(Stored entries)
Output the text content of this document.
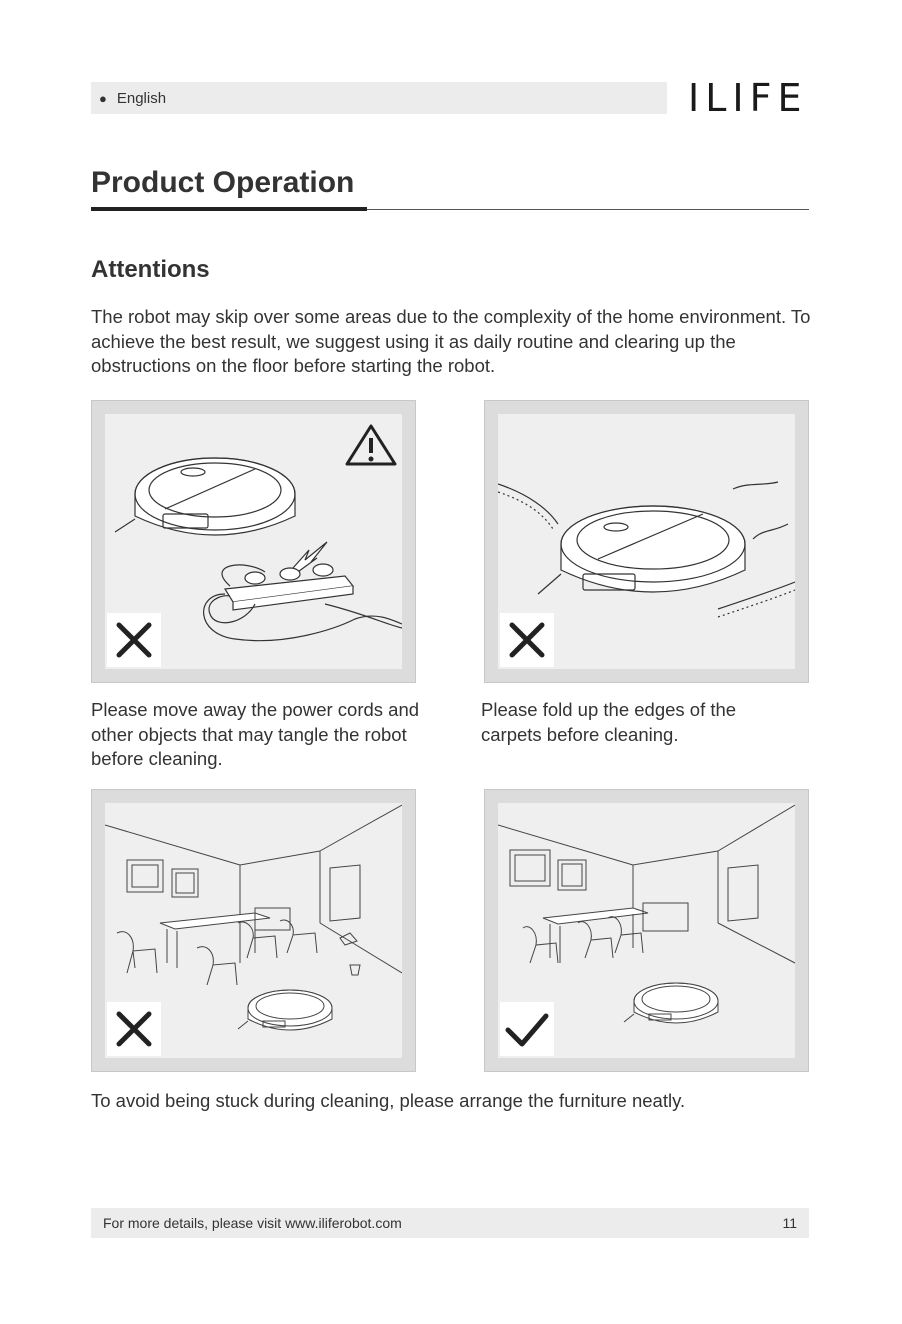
● English	ILIFE
Product Operation
Attentions

The robot may skip over some areas due to the complexity of the home environment. To achieve the best result, we suggest using it as daily routine and clearing up the obstructions on the floor before starting the robot.

Please move away the power cords and other objects that may tangle the robot before cleaning.

Please fold up the edges of the carpets before cleaning.

To avoid being stuck during cleaning, please arrange the furniture neatly.

For more details, please visit www.iliferobot.com	11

→ Problem statement: Pictures in the records should not appear in your copy, but everything else must be transcribed exactly.

→ Solved exercise:
Output the text content of this document.
● English	ILIFE
Product Operation
Attentions

The robot may skip over some areas due to the complexity of the home environment. To achieve the best result, we suggest using it as daily routine and clearing up the obstructions on the floor before starting the robot.

Please move away the power cords and other objects that may tangle the robot before cleaning.

Please fold up the edges of the carpets before cleaning.

To avoid being stuck during cleaning, please arrange the furniture neatly.

For more details, please visit www.iliferobot.com	11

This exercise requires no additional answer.